◆ Set problem: Repeat exactly each line of the data provided below.

◆ Material supplied:
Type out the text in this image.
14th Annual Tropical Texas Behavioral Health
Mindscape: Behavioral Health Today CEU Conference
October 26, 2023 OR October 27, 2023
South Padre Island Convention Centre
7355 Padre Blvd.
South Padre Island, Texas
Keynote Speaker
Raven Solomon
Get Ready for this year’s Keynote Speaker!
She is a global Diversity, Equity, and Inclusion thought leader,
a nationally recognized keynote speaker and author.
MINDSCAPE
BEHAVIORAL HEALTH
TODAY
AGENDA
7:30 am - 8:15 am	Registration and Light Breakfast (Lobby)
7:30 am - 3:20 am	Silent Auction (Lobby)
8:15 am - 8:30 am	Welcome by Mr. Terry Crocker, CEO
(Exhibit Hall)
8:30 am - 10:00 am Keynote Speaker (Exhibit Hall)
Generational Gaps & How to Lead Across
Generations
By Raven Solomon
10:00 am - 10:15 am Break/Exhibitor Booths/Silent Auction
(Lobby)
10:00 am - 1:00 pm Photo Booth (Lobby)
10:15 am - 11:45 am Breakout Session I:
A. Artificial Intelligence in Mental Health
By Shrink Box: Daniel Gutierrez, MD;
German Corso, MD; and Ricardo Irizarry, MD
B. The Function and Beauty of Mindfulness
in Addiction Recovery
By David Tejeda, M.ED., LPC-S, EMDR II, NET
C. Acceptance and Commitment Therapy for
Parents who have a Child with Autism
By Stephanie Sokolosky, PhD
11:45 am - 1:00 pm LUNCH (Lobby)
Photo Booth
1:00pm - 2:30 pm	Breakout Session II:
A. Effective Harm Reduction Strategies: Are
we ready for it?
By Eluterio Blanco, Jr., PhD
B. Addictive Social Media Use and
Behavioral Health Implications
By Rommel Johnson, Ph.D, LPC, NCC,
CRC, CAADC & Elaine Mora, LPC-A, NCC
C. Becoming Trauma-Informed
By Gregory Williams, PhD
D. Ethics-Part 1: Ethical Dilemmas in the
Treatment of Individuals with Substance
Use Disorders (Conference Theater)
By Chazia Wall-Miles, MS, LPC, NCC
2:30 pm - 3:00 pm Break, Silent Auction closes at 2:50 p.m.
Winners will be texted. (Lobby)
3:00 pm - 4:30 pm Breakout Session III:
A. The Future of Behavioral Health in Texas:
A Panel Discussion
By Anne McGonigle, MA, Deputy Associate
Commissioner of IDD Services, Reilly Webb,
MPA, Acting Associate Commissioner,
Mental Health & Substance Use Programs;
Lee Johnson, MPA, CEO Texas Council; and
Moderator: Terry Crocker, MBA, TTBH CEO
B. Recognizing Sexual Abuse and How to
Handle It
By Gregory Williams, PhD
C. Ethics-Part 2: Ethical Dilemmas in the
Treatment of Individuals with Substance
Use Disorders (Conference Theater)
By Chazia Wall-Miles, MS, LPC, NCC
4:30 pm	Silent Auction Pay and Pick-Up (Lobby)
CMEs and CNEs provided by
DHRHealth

◆ Complete response:
Type out the text in this image.
14th Annual Tropical Texas Behavioral Health
Mindscape: Behavioral Health Today CEU Conference
October 26, 2023 OR October 27, 2023
South Padre Island Convention Centre
7355 Padre Blvd.
South Padre Island, Texas
Keynote Speaker
Raven Solomon
Get Ready for this year’s Keynote Speaker!
She is a global Diversity, Equity, and Inclusion thought leader,
a nationally recognized keynote speaker and author.
MINDSCAPE
BEHAVIORAL HEALTH
TODAY
AGENDA
7:30 am - 8:15 am	Registration and Light Breakfast (Lobby)
7:30 am - 3:20 am	Silent Auction (Lobby)
8:15 am - 8:30 am	Welcome by Mr. Terry Crocker, CEO
(Exhibit Hall)
8:30 am - 10:00 am Keynote Speaker (Exhibit Hall)
Generational Gaps & How to Lead Across
Generations
By Raven Solomon
10:00 am - 10:15 am Break/Exhibitor Booths/Silent Auction
(Lobby)
10:00 am - 1:00 pm Photo Booth (Lobby)
10:15 am - 11:45 am Breakout Session I:
A. Artificial Intelligence in Mental Health
By Shrink Box: Daniel Gutierrez, MD;
German Corso, MD; and Ricardo Irizarry, MD
B. The Function and Beauty of Mindfulness
in Addiction Recovery
By David Tejeda, M.ED., LPC-S, EMDR II, NET
C. Acceptance and Commitment Therapy for
Parents who have a Child with Autism
By Stephanie Sokolosky, PhD
11:45 am - 1:00 pm LUNCH (Lobby)
Photo Booth
1:00pm - 2:30 pm	Breakout Session II:
A. Effective Harm Reduction Strategies: Are
we ready for it?
By Eluterio Blanco, Jr., PhD
B. Addictive Social Media Use and
Behavioral Health Implications
By Rommel Johnson, Ph.D, LPC, NCC,
CRC, CAADC & Elaine Mora, LPC-A, NCC
C. Becoming Trauma-Informed
By Gregory Williams, PhD
D. Ethics-Part 1: Ethical Dilemmas in the
Treatment of Individuals with Substance
Use Disorders (Conference Theater)
By Chazia Wall-Miles, MS, LPC, NCC
2:30 pm - 3:00 pm Break, Silent Auction closes at 2:50 p.m.
Winners will be texted. (Lobby)
3:00 pm - 4:30 pm Breakout Session III:
A. The Future of Behavioral Health in Texas:
A Panel Discussion
By Anne McGonigle, MA, Deputy Associate
Commissioner of IDD Services, Reilly Webb,
MPA, Acting Associate Commissioner,
Mental Health & Substance Use Programs;
Lee Johnson, MPA, CEO Texas Council; and
Moderator: Terry Crocker, MBA, TTBH CEO
B. Recognizing Sexual Abuse and How to
Handle It
By Gregory Williams, PhD
C. Ethics-Part 2: Ethical Dilemmas in the
Treatment of Individuals with Substance
Use Disorders (Conference Theater)
By Chazia Wall-Miles, MS, LPC, NCC
4:30 pm	Silent Auction Pay and Pick-Up (Lobby)
CMEs and CNEs provided by
DHRHealth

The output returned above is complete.